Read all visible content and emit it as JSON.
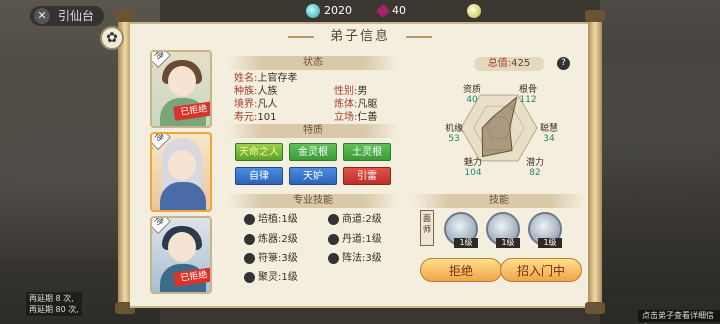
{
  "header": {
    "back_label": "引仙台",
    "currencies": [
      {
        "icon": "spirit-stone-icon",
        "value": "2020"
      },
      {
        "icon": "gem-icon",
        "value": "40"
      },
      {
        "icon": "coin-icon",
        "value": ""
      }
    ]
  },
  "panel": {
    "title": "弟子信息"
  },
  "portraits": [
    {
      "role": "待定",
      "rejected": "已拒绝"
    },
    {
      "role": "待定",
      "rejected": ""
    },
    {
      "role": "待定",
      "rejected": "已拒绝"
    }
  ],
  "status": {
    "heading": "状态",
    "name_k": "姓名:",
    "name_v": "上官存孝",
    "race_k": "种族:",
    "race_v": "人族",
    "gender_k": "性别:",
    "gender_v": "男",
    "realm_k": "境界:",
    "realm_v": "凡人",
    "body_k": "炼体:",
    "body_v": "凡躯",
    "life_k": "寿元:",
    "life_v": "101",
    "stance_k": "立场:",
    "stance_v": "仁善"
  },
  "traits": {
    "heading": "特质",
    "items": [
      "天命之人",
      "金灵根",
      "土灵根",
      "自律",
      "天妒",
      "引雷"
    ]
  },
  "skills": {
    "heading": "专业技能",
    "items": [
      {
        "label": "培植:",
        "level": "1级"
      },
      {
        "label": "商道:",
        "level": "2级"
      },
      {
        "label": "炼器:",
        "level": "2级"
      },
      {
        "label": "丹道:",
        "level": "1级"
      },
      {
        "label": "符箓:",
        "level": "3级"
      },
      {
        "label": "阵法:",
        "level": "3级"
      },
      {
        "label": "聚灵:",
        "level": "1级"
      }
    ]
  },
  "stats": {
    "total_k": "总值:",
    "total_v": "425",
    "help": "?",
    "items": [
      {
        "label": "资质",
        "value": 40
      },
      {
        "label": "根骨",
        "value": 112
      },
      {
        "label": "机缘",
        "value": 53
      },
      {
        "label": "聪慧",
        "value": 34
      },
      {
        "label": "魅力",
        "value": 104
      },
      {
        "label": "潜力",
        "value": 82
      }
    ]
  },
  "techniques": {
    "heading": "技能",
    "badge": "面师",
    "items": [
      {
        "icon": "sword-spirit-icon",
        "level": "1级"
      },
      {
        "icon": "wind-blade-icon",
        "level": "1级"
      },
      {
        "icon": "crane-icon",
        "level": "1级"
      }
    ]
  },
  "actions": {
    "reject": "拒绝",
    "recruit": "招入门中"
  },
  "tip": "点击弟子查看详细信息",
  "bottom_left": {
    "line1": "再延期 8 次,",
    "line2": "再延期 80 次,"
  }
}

----------

■ GIVEN TASK: Repeat the material above verbatim, with no pictures in the output.

■ SOLUTION TO THIS TASK:
Read all visible content and emit it as JSON.
{
  "header": {
    "back_label": "引仙台",
    "currencies": [
      {
        "icon": "spirit-stone-icon",
        "value": "2020"
      },
      {
        "icon": "gem-icon",
        "value": "40"
      },
      {
        "icon": "coin-icon",
        "value": ""
      }
    ]
  },
  "panel": {
    "title": "弟子信息"
  },
  "portraits": [
    {
      "role": "待定",
      "rejected": "已拒绝"
    },
    {
      "role": "待定",
      "rejected": ""
    },
    {
      "role": "待定",
      "rejected": "已拒绝"
    }
  ],
  "status": {
    "heading": "状态",
    "name_k": "姓名:",
    "name_v": "上官存孝",
    "race_k": "种族:",
    "race_v": "人族",
    "gender_k": "性别:",
    "gender_v": "男",
    "realm_k": "境界:",
    "realm_v": "凡人",
    "body_k": "炼体:",
    "body_v": "凡躯",
    "life_k": "寿元:",
    "life_v": "101",
    "stance_k": "立场:",
    "stance_v": "仁善"
  },
  "traits": {
    "heading": "特质",
    "items": [
      "天命之人",
      "金灵根",
      "土灵根",
      "自律",
      "天妒",
      "引雷"
    ]
  },
  "skills": {
    "heading": "专业技能",
    "items": [
      {
        "label": "培植:",
        "level": "1级"
      },
      {
        "label": "商道:",
        "level": "2级"
      },
      {
        "label": "炼器:",
        "level": "2级"
      },
      {
        "label": "丹道:",
        "level": "1级"
      },
      {
        "label": "符箓:",
        "level": "3级"
      },
      {
        "label": "阵法:",
        "level": "3级"
      },
      {
        "label": "聚灵:",
        "level": "1级"
      }
    ]
  },
  "stats": {
    "total_k": "总值:",
    "total_v": "425",
    "help": "?",
    "items": [
      {
        "label": "资质",
        "value": 40
      },
      {
        "label": "根骨",
        "value": 112
      },
      {
        "label": "机缘",
        "value": 53
      },
      {
        "label": "聪慧",
        "value": 34
      },
      {
        "label": "魅力",
        "value": 104
      },
      {
        "label": "潜力",
        "value": 82
      }
    ]
  },
  "techniques": {
    "heading": "技能",
    "badge": "面师",
    "items": [
      {
        "icon": "sword-spirit-icon",
        "level": "1级"
      },
      {
        "icon": "wind-blade-icon",
        "level": "1级"
      },
      {
        "icon": "crane-icon",
        "level": "1级"
      }
    ]
  },
  "actions": {
    "reject": "拒绝",
    "recruit": "招入门中"
  },
  "tip": "点击弟子查看详细信息",
  "bottom_left": {
    "line1": "再延期 8 次,",
    "line2": "再延期 80 次,"
  }
}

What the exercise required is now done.